-- BEGIN SUPPLIED DATA --
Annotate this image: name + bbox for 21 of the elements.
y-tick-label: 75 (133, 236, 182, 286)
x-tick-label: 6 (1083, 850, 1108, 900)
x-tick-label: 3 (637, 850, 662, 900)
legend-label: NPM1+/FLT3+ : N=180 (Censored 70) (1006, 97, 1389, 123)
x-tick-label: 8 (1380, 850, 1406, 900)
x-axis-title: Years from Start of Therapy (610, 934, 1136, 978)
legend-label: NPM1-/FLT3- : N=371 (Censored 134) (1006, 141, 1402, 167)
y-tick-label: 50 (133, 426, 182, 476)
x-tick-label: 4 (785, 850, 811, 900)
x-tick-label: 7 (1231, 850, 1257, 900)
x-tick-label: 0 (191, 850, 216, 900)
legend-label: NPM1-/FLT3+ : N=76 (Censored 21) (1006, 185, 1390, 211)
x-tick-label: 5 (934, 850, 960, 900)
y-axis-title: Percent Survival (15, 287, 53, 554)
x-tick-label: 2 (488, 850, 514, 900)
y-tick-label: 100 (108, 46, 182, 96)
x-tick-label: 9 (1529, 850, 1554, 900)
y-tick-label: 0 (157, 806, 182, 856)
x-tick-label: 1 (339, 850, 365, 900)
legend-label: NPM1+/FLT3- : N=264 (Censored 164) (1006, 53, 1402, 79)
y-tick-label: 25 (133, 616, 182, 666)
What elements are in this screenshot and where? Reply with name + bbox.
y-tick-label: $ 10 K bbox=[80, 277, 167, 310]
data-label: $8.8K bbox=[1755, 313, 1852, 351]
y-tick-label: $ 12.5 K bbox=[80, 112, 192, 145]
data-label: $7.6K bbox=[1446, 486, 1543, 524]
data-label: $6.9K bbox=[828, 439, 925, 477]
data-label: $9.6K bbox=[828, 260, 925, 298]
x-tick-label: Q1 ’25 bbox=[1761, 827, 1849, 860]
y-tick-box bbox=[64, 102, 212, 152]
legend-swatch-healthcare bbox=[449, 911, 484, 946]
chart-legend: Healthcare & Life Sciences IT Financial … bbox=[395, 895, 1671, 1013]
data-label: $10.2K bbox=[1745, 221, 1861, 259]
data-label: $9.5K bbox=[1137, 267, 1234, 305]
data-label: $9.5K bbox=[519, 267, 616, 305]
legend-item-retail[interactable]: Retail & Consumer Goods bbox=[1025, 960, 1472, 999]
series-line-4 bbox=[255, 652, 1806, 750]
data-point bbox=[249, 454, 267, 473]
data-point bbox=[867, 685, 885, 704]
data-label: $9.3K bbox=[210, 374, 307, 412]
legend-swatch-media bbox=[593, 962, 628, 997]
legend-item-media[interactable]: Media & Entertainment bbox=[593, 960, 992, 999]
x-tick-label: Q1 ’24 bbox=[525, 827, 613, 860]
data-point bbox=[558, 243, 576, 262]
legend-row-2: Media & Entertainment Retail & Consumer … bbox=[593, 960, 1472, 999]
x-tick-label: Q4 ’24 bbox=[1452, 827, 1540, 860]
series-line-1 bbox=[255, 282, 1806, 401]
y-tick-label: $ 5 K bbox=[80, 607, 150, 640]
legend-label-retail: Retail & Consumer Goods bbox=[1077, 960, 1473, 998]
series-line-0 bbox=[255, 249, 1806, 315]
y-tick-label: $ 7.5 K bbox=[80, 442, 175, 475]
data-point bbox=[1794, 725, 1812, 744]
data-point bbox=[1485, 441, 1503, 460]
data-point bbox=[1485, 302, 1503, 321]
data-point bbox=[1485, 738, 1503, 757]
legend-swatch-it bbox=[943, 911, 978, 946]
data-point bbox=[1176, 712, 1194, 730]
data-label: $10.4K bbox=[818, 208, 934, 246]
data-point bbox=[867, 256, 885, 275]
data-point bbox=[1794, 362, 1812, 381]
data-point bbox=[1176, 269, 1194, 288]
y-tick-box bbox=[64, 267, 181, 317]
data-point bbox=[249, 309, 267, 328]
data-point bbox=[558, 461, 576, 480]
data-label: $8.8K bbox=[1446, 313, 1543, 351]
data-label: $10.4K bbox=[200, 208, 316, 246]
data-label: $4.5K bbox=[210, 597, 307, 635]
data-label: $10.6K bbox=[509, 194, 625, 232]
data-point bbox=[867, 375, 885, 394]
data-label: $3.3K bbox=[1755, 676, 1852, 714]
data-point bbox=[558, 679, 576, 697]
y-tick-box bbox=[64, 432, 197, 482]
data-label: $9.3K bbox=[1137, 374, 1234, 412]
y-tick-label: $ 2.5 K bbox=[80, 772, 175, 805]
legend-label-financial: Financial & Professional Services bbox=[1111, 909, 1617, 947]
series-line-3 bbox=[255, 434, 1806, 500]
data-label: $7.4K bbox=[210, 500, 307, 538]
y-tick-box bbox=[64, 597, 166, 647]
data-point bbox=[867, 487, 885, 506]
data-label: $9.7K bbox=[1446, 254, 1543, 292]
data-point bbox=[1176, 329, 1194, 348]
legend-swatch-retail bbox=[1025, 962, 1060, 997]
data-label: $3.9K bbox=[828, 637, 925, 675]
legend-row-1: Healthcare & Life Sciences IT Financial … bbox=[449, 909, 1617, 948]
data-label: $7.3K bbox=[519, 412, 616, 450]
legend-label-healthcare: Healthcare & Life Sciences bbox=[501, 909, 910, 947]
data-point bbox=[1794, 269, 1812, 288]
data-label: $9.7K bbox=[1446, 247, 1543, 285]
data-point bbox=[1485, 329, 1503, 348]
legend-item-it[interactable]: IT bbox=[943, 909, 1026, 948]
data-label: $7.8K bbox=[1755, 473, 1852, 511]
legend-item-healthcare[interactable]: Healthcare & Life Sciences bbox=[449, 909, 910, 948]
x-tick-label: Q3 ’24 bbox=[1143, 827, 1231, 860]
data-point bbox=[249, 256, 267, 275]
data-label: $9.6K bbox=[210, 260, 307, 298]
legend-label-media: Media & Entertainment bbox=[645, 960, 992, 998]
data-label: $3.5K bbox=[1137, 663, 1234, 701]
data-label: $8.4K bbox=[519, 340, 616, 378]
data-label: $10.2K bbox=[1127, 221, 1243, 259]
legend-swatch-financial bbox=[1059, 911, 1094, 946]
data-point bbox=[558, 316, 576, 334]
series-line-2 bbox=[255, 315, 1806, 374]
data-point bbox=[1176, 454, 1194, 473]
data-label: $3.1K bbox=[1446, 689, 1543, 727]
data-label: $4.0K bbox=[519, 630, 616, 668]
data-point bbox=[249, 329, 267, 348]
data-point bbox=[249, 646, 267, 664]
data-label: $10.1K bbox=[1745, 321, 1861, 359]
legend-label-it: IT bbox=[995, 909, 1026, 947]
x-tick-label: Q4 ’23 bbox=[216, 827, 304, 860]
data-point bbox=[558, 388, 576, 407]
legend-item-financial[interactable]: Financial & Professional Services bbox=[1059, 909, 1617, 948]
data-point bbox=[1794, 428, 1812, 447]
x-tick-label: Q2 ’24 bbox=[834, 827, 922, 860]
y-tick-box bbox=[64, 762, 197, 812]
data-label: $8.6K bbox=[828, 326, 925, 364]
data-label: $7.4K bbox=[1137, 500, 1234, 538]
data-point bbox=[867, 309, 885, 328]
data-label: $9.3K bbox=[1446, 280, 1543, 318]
-- END SUPPLIED DATA --
Switch every "data-label" in the lines above to "value-label", and reproduce all the lines with nothing else altered.

Annotate this image: name + bbox for 21 of the elements.
y-tick-label: 75 (133, 236, 182, 286)
x-tick-label: 6 (1083, 850, 1108, 900)
x-tick-label: 3 (637, 850, 662, 900)
legend-label: NPM1+/FLT3+ : N=180 (Censored 70) (1006, 97, 1389, 123)
x-tick-label: 8 (1380, 850, 1406, 900)
x-axis-title: Years from Start of Therapy (610, 934, 1136, 978)
legend-label: NPM1-/FLT3- : N=371 (Censored 134) (1006, 141, 1402, 167)
y-tick-label: 50 (133, 426, 182, 476)
x-tick-label: 4 (785, 850, 811, 900)
x-tick-label: 7 (1231, 850, 1257, 900)
x-tick-label: 0 (191, 850, 216, 900)
legend-label: NPM1-/FLT3+ : N=76 (Censored 21) (1006, 185, 1390, 211)
x-tick-label: 5 (934, 850, 960, 900)
y-axis-title: Percent Survival (15, 287, 53, 554)
x-tick-label: 2 (488, 850, 514, 900)
y-tick-label: 100 (108, 46, 182, 96)
x-tick-label: 9 (1529, 850, 1554, 900)
y-tick-label: 0 (157, 806, 182, 856)
x-tick-label: 1 (339, 850, 365, 900)
legend-label: NPM1+/FLT3- : N=264 (Censored 164) (1006, 53, 1402, 79)
y-tick-label: 25 (133, 616, 182, 666)
What elements are in this screenshot and where? Reply with name + bbox.
y-tick-label: $ 10 K bbox=[80, 277, 167, 310]
value-label: $8.8K bbox=[1755, 313, 1852, 351]
y-tick-label: $ 12.5 K bbox=[80, 112, 192, 145]
value-label: $7.6K bbox=[1446, 486, 1543, 524]
value-label: $6.9K bbox=[828, 439, 925, 477]
value-label: $9.6K bbox=[828, 260, 925, 298]
x-tick-label: Q1 ’25 bbox=[1761, 827, 1849, 860]
y-tick-box bbox=[64, 102, 212, 152]
legend-swatch-healthcare bbox=[449, 911, 484, 946]
chart-legend: Healthcare & Life Sciences IT Financial … bbox=[395, 895, 1671, 1013]
value-label: $10.2K bbox=[1745, 221, 1861, 259]
value-label: $9.5K bbox=[1137, 267, 1234, 305]
value-label: $9.5K bbox=[519, 267, 616, 305]
legend-item-retail[interactable]: Retail & Consumer Goods bbox=[1025, 960, 1472, 999]
series-line-4 bbox=[255, 652, 1806, 750]
data-point bbox=[249, 454, 267, 473]
data-point bbox=[867, 685, 885, 704]
value-label: $9.3K bbox=[210, 374, 307, 412]
legend-swatch-media bbox=[593, 962, 628, 997]
legend-item-media[interactable]: Media & Entertainment bbox=[593, 960, 992, 999]
x-tick-label: Q1 ’24 bbox=[525, 827, 613, 860]
data-point bbox=[558, 243, 576, 262]
legend-row-2: Media & Entertainment Retail & Consumer … bbox=[593, 960, 1472, 999]
x-tick-label: Q4 ’24 bbox=[1452, 827, 1540, 860]
series-line-1 bbox=[255, 282, 1806, 401]
y-tick-label: $ 5 K bbox=[80, 607, 150, 640]
legend-label-retail: Retail & Consumer Goods bbox=[1077, 960, 1473, 998]
series-line-0 bbox=[255, 249, 1806, 315]
y-tick-label: $ 7.5 K bbox=[80, 442, 175, 475]
data-point bbox=[1794, 725, 1812, 744]
data-point bbox=[1485, 441, 1503, 460]
data-point bbox=[1485, 302, 1503, 321]
data-point bbox=[1485, 738, 1503, 757]
legend-swatch-it bbox=[943, 911, 978, 946]
data-point bbox=[1176, 712, 1194, 730]
value-label: $10.4K bbox=[818, 208, 934, 246]
data-point bbox=[867, 256, 885, 275]
data-point bbox=[1794, 362, 1812, 381]
data-point bbox=[1176, 269, 1194, 288]
y-tick-box bbox=[64, 267, 181, 317]
data-point bbox=[249, 309, 267, 328]
data-point bbox=[558, 461, 576, 480]
value-label: $8.8K bbox=[1446, 313, 1543, 351]
value-label: $10.4K bbox=[200, 208, 316, 246]
value-label: $4.5K bbox=[210, 597, 307, 635]
value-label: $10.6K bbox=[509, 194, 625, 232]
data-point bbox=[867, 375, 885, 394]
value-label: $3.3K bbox=[1755, 676, 1852, 714]
data-point bbox=[558, 679, 576, 697]
y-tick-box bbox=[64, 432, 197, 482]
value-label: $9.3K bbox=[1137, 374, 1234, 412]
y-tick-label: $ 2.5 K bbox=[80, 772, 175, 805]
legend-label-financial: Financial & Professional Services bbox=[1111, 909, 1617, 947]
series-line-3 bbox=[255, 434, 1806, 500]
value-label: $7.4K bbox=[210, 500, 307, 538]
y-tick-box bbox=[64, 597, 166, 647]
data-point bbox=[867, 487, 885, 506]
value-label: $9.7K bbox=[1446, 254, 1543, 292]
data-point bbox=[1176, 329, 1194, 348]
legend-swatch-retail bbox=[1025, 962, 1060, 997]
value-label: $3.9K bbox=[828, 637, 925, 675]
legend-row-1: Healthcare & Life Sciences IT Financial … bbox=[449, 909, 1617, 948]
value-label: $7.3K bbox=[519, 412, 616, 450]
legend-label-healthcare: Healthcare & Life Sciences bbox=[501, 909, 910, 947]
data-point bbox=[1794, 269, 1812, 288]
value-label: $9.7K bbox=[1446, 247, 1543, 285]
data-point bbox=[1485, 329, 1503, 348]
legend-item-it[interactable]: IT bbox=[943, 909, 1026, 948]
value-label: $7.8K bbox=[1755, 473, 1852, 511]
legend-item-healthcare[interactable]: Healthcare & Life Sciences bbox=[449, 909, 910, 948]
x-tick-label: Q3 ’24 bbox=[1143, 827, 1231, 860]
data-point bbox=[249, 256, 267, 275]
value-label: $9.6K bbox=[210, 260, 307, 298]
legend-label-media: Media & Entertainment bbox=[645, 960, 992, 998]
value-label: $3.5K bbox=[1137, 663, 1234, 701]
value-label: $8.4K bbox=[519, 340, 616, 378]
value-label: $10.2K bbox=[1127, 221, 1243, 259]
legend-swatch-financial bbox=[1059, 911, 1094, 946]
data-point bbox=[558, 316, 576, 334]
series-line-2 bbox=[255, 315, 1806, 374]
data-point bbox=[1176, 454, 1194, 473]
value-label: $3.1K bbox=[1446, 689, 1543, 727]
value-label: $4.0K bbox=[519, 630, 616, 668]
data-point bbox=[249, 329, 267, 348]
data-point bbox=[249, 646, 267, 664]
value-label: $10.1K bbox=[1745, 321, 1861, 359]
legend-label-it: IT bbox=[995, 909, 1026, 947]
x-tick-label: Q4 ’23 bbox=[216, 827, 304, 860]
data-point bbox=[558, 388, 576, 407]
legend-item-financial[interactable]: Financial & Professional Services bbox=[1059, 909, 1617, 948]
data-point bbox=[1794, 428, 1812, 447]
x-tick-label: Q2 ’24 bbox=[834, 827, 922, 860]
y-tick-box bbox=[64, 762, 197, 812]
value-label: $8.6K bbox=[828, 326, 925, 364]
value-label: $7.4K bbox=[1137, 500, 1234, 538]
data-point bbox=[867, 309, 885, 328]
value-label: $9.3K bbox=[1446, 280, 1543, 318]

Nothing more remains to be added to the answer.